* Record set *
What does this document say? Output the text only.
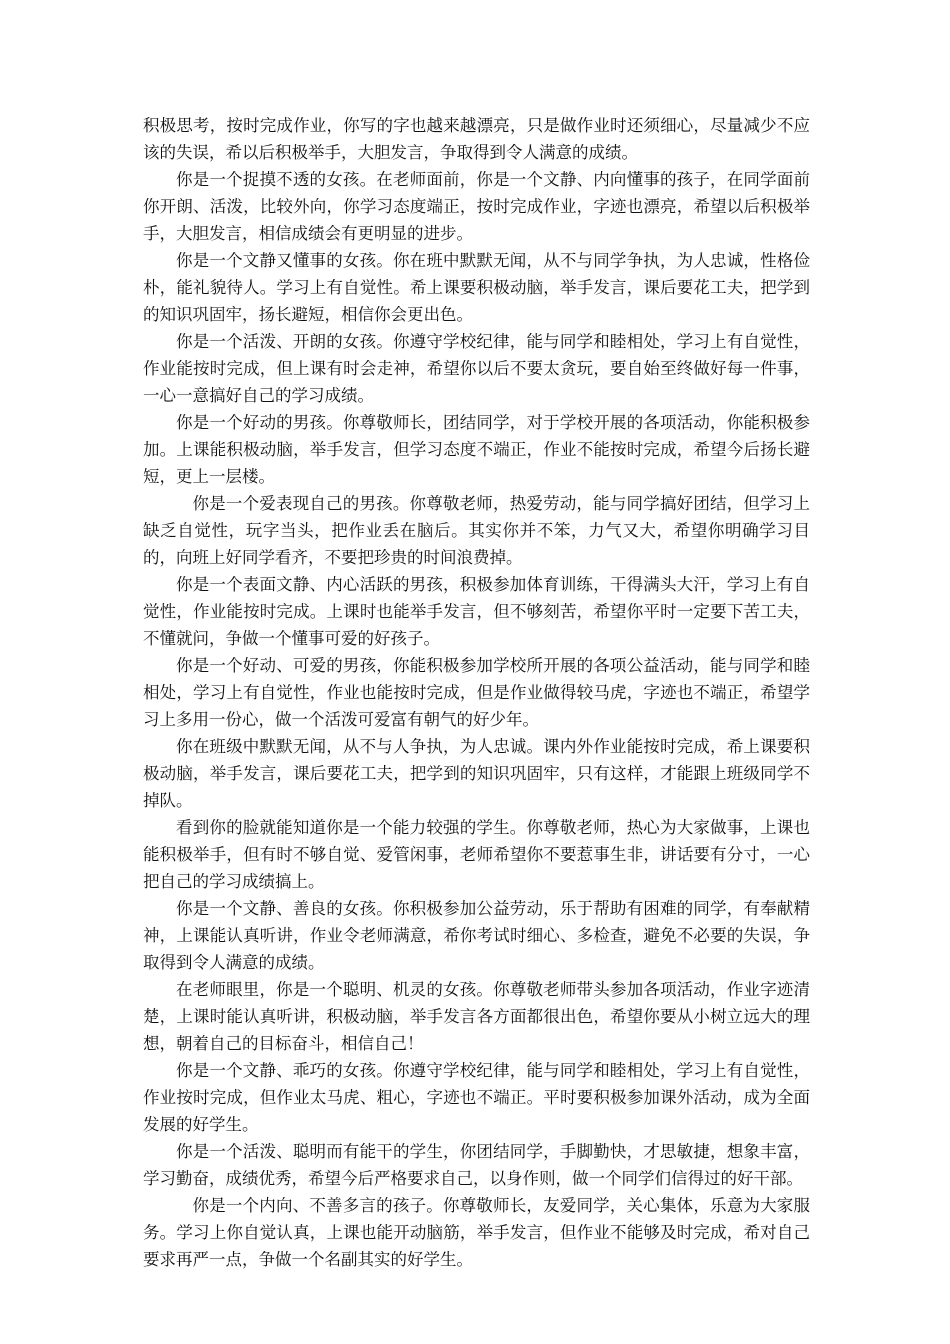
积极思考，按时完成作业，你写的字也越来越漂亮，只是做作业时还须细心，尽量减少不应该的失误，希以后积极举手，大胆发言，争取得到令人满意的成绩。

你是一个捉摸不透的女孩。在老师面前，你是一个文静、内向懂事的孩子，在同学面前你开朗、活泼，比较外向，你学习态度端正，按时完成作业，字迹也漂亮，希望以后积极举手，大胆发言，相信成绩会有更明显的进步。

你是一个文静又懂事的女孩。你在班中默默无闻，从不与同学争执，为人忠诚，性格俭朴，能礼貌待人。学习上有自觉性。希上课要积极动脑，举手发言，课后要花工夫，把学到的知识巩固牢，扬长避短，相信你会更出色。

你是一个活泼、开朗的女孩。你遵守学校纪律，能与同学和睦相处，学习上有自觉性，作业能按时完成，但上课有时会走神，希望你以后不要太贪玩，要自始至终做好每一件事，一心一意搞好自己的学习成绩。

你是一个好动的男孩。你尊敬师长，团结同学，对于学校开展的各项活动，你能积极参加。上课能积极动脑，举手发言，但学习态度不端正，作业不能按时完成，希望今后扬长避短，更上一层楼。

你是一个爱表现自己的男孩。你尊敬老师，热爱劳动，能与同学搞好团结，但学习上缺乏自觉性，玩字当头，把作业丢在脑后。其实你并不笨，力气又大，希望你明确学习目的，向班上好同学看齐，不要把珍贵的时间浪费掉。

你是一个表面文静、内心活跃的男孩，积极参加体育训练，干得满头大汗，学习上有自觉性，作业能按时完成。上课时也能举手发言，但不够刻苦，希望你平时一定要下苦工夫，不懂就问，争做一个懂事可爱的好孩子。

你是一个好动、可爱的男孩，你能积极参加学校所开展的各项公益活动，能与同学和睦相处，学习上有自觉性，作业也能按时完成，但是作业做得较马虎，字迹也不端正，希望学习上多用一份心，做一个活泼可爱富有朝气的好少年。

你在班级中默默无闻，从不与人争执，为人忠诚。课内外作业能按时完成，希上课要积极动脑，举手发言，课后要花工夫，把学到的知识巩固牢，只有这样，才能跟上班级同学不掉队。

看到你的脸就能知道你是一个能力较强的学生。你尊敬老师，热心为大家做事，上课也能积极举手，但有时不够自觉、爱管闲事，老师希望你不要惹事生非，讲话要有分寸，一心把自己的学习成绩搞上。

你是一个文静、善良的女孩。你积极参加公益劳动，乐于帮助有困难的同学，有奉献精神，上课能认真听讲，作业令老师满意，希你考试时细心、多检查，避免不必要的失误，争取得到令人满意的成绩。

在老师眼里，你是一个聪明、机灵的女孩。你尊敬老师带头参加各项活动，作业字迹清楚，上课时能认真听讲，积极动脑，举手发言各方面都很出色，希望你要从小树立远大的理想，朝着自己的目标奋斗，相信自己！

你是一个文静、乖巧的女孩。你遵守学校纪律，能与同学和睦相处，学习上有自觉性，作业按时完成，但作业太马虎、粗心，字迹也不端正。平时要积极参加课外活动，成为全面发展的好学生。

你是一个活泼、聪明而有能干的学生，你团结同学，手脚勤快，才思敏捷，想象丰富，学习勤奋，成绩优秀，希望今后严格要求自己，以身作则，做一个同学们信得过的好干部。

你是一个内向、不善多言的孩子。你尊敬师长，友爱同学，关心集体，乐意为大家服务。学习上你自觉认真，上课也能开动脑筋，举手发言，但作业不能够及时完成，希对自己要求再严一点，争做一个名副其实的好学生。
---
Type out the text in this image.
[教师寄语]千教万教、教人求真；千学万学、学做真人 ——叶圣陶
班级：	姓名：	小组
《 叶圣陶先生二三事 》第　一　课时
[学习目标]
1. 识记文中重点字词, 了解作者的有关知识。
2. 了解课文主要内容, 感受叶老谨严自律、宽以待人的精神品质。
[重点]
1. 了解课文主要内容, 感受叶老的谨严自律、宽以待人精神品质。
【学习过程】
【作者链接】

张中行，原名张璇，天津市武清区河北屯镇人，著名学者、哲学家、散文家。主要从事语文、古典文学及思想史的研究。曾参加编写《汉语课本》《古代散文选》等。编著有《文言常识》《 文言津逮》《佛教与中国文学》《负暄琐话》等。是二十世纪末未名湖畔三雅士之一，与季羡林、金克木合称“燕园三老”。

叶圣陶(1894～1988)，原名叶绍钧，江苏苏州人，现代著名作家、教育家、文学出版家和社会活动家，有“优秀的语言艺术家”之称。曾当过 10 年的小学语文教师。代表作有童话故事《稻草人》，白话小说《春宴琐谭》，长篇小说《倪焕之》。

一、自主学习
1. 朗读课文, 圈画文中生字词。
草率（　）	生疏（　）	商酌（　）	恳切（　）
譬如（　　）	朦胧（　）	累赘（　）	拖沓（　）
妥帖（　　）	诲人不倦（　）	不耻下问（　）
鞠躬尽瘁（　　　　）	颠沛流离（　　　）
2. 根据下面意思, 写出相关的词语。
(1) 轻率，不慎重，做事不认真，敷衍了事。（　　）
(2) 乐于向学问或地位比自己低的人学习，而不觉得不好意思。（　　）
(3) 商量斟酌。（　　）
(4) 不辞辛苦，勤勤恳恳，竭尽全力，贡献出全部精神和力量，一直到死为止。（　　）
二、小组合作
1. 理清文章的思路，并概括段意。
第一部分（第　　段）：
* * *
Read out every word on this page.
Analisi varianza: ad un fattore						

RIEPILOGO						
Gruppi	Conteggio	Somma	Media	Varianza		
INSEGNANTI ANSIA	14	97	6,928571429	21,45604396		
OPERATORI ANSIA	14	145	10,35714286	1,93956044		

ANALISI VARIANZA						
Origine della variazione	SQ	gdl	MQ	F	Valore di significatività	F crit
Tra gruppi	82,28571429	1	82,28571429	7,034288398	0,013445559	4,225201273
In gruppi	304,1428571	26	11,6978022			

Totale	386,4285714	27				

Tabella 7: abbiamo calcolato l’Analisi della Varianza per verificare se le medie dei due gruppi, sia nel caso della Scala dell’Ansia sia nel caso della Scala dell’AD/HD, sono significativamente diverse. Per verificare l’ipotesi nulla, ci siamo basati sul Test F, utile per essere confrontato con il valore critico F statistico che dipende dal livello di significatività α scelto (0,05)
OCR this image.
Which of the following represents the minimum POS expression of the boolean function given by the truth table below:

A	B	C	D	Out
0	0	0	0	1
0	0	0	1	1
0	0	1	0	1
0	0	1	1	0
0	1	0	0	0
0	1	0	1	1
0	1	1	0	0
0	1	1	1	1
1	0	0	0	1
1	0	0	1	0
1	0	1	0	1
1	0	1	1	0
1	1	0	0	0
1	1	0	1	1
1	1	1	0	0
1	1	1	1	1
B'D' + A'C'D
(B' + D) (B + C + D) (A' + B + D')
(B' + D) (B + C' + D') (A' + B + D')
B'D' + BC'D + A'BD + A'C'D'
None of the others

* Task details *
Where a line above contains the string "this", copy that line.

* Final result *
What does this document say? Output the text only.
Type out the text in this image.
Read out every word on this page.
OCR this image.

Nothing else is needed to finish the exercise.